• Task objective:
Make a tally of the lines in the records that include the string "name", and give only that number.

※

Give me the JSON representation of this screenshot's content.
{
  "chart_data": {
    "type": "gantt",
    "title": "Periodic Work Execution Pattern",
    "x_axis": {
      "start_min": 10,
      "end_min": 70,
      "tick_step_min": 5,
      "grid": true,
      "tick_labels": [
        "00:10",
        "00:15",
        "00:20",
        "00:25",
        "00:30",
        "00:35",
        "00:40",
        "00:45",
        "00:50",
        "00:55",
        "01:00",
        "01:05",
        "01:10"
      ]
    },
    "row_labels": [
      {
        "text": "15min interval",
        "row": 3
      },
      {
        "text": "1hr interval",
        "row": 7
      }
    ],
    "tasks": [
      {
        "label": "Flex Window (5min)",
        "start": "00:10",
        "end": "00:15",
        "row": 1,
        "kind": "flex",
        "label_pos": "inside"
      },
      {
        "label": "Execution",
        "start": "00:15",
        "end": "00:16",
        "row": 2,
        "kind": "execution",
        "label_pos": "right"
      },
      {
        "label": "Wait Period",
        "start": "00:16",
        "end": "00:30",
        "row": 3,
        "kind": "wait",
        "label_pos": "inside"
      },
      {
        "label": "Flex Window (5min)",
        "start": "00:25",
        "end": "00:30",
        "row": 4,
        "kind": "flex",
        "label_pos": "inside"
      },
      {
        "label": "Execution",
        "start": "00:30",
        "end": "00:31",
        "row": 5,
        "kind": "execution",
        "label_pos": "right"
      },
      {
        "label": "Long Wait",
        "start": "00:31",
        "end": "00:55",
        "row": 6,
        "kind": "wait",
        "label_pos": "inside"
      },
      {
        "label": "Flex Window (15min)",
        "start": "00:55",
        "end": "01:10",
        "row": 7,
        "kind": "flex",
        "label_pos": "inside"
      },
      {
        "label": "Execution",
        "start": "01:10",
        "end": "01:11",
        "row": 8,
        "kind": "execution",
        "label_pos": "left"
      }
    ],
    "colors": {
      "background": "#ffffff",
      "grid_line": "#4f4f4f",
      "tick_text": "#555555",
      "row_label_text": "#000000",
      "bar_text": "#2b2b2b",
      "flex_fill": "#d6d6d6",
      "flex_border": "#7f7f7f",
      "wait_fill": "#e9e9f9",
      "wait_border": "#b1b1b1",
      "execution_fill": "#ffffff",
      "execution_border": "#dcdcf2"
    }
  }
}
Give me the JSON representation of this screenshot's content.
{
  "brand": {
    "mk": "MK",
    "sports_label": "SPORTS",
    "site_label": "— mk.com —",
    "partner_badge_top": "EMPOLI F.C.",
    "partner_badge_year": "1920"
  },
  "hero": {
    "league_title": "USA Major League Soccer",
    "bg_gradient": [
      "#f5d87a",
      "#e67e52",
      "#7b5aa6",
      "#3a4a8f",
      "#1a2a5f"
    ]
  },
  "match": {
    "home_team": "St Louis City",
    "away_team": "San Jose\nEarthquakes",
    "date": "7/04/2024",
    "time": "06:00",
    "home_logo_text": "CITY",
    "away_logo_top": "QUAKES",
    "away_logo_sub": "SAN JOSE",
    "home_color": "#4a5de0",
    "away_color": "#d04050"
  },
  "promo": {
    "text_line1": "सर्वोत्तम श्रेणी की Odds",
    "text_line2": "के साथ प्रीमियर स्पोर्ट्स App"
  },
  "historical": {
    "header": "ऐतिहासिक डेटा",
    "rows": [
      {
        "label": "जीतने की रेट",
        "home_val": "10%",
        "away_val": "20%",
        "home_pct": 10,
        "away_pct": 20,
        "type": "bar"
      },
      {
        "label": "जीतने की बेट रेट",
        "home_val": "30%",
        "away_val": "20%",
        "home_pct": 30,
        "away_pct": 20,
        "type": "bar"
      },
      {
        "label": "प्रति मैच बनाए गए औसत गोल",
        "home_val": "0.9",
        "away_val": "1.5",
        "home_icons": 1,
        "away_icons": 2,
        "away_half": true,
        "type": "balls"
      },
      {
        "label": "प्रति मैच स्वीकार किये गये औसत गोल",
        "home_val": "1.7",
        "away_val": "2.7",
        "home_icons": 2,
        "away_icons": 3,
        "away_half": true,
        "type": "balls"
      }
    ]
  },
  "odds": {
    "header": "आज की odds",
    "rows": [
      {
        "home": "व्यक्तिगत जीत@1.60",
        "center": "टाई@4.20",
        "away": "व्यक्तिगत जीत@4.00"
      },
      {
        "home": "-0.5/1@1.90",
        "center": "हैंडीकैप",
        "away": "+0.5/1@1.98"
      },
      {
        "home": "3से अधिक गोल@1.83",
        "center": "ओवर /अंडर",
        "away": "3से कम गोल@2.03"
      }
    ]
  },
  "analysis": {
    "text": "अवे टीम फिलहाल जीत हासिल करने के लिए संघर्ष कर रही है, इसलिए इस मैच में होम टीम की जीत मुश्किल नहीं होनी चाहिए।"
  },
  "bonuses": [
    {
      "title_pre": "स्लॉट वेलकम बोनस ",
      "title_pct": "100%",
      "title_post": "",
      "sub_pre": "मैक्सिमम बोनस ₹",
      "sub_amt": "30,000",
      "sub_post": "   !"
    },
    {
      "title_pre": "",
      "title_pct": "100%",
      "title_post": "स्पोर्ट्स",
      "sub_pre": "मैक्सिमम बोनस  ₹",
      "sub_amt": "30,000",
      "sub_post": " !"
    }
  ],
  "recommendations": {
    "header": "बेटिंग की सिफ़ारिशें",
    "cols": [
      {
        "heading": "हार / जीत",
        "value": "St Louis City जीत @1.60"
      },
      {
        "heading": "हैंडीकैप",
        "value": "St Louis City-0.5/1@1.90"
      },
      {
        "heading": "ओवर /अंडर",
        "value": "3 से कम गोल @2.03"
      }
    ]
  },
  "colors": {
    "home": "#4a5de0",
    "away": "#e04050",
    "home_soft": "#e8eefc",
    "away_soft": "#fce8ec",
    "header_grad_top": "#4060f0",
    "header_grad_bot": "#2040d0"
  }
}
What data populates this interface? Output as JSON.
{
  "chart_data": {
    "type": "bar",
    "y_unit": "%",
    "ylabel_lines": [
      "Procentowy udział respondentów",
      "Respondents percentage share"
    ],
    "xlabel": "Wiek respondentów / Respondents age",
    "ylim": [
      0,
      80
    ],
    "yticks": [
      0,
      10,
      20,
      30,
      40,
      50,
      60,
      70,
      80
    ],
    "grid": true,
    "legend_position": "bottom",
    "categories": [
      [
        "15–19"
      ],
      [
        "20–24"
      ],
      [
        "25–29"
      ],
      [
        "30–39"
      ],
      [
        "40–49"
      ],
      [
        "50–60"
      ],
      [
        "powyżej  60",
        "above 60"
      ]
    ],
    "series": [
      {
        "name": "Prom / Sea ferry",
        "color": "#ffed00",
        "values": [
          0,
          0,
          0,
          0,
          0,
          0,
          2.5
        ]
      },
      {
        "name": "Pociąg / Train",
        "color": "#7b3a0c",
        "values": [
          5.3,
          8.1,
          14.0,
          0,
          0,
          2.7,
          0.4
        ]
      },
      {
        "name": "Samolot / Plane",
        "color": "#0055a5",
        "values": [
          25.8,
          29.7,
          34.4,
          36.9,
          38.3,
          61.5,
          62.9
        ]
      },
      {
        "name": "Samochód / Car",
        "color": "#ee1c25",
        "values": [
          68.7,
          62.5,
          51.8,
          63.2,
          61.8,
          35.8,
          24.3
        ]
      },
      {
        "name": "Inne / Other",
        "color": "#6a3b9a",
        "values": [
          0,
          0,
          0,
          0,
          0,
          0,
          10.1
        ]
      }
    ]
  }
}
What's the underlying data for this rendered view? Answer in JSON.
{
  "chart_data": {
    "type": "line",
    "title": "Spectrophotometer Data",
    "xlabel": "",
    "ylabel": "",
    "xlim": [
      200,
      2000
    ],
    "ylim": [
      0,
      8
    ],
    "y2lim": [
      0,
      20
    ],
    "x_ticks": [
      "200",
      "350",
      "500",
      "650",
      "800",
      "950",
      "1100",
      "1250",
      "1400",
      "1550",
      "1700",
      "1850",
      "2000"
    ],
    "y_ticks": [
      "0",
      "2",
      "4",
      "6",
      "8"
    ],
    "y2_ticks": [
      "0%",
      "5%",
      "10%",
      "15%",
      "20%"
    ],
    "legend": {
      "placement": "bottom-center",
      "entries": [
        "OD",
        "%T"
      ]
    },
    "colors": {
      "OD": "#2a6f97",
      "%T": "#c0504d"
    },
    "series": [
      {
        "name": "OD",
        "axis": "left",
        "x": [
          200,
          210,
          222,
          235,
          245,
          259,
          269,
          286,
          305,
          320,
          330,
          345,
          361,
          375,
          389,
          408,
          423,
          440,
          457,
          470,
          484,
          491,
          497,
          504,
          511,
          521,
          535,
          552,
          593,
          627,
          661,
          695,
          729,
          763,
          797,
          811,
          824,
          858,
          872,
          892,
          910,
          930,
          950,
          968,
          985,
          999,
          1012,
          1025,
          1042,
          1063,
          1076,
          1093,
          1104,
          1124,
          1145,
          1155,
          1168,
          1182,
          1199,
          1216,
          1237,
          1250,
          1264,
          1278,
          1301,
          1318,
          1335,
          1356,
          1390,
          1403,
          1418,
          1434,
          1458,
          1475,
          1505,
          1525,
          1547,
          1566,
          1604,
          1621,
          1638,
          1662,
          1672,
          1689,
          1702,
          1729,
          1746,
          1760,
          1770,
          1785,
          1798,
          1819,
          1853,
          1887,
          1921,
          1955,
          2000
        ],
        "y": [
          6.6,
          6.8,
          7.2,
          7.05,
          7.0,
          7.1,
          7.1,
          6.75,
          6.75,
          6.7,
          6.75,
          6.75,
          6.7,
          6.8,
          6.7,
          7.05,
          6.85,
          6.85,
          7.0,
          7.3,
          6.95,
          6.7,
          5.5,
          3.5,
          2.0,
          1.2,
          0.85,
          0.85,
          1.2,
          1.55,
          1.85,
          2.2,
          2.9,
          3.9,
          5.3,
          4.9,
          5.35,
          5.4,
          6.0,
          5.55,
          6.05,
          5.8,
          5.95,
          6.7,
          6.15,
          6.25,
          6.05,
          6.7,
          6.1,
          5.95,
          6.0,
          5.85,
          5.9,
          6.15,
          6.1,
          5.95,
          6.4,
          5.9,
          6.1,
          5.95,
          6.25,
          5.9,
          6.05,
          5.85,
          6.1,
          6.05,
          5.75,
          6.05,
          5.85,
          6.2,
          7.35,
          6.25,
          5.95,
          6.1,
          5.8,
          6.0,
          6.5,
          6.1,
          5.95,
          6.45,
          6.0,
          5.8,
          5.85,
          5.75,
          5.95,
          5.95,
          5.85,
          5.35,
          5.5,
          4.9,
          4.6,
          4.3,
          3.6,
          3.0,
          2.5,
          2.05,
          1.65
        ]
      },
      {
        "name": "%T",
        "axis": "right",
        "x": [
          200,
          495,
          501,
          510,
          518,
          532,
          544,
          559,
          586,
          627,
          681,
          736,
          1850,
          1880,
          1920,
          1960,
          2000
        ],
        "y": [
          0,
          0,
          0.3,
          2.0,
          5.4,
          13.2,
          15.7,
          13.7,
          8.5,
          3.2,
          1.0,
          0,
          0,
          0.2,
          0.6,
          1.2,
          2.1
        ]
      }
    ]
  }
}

※

• Worked answer:
7